Challenge:
Return every one of the following rows verbatim, character for character.

Task data:

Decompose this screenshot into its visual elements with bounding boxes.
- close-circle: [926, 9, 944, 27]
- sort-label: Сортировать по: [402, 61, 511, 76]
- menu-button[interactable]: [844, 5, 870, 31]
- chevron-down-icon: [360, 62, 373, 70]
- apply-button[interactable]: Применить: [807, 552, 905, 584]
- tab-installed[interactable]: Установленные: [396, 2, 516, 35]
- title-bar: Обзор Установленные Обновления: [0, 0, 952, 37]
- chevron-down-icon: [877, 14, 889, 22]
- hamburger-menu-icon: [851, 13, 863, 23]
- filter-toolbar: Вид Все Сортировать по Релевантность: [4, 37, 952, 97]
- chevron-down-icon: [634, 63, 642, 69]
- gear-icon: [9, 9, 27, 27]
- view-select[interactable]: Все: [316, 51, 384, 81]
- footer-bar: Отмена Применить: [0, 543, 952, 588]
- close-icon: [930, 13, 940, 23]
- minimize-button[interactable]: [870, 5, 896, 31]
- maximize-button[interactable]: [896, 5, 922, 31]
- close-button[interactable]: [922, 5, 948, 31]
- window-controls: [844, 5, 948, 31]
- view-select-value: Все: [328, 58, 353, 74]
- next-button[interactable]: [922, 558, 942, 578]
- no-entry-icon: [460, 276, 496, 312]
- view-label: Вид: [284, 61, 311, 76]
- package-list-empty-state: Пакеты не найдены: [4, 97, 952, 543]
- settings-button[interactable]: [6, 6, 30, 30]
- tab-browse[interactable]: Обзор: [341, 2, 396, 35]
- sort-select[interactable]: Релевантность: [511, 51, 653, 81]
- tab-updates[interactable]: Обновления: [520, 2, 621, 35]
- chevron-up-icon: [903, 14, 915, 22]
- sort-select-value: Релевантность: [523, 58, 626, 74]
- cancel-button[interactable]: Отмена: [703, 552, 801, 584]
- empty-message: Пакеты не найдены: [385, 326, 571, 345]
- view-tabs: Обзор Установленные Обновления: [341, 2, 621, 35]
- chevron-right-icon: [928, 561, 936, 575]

Output of the task:
Decompose this screenshot into its visual elements with bounding boxes.
- close-circle: [926, 9, 944, 27]
- sort-label: Сортировать по: [402, 61, 511, 76]
- menu-button[interactable]: [844, 5, 870, 31]
- chevron-down-icon: [360, 62, 373, 70]
- apply-button[interactable]: Применить: [807, 552, 905, 584]
- tab-installed[interactable]: Установленные: [396, 2, 516, 35]
- title-bar: Обзор Установленные Обновления: [0, 0, 952, 37]
- chevron-down-icon: [877, 14, 889, 22]
- hamburger-menu-icon: [851, 13, 863, 23]
- filter-toolbar: Вид Все Сортировать по Релевантность: [4, 37, 952, 97]
- chevron-down-icon: [634, 63, 642, 69]
- gear-icon: [9, 9, 27, 27]
- view-select[interactable]: Все: [316, 51, 384, 81]
- footer-bar: Отмена Применить: [0, 543, 952, 588]
- close-icon: [930, 13, 940, 23]
- minimize-button[interactable]: [870, 5, 896, 31]
- maximize-button[interactable]: [896, 5, 922, 31]
- close-button[interactable]: [922, 5, 948, 31]
- window-controls: [844, 5, 948, 31]
- view-select-value: Все: [328, 58, 353, 74]
- next-button[interactable]: [922, 558, 942, 578]
- no-entry-icon: [460, 276, 496, 312]
- view-label: Вид: [284, 61, 311, 76]
- package-list-empty-state: Пакеты не найдены: [4, 97, 952, 543]
- settings-button[interactable]: [6, 6, 30, 30]
- tab-browse[interactable]: Обзор: [341, 2, 396, 35]
- sort-select[interactable]: Релевантность: [511, 51, 653, 81]
- tab-updates[interactable]: Обновления: [520, 2, 621, 35]
- chevron-up-icon: [903, 14, 915, 22]
- sort-select-value: Релевантность: [523, 58, 626, 74]
- cancel-button[interactable]: Отмена: [703, 552, 801, 584]
- empty-message: Пакеты не найдены: [385, 326, 571, 345]
- view-tabs: Обзор Установленные Обновления: [341, 2, 621, 35]
- chevron-right-icon: [928, 561, 936, 575]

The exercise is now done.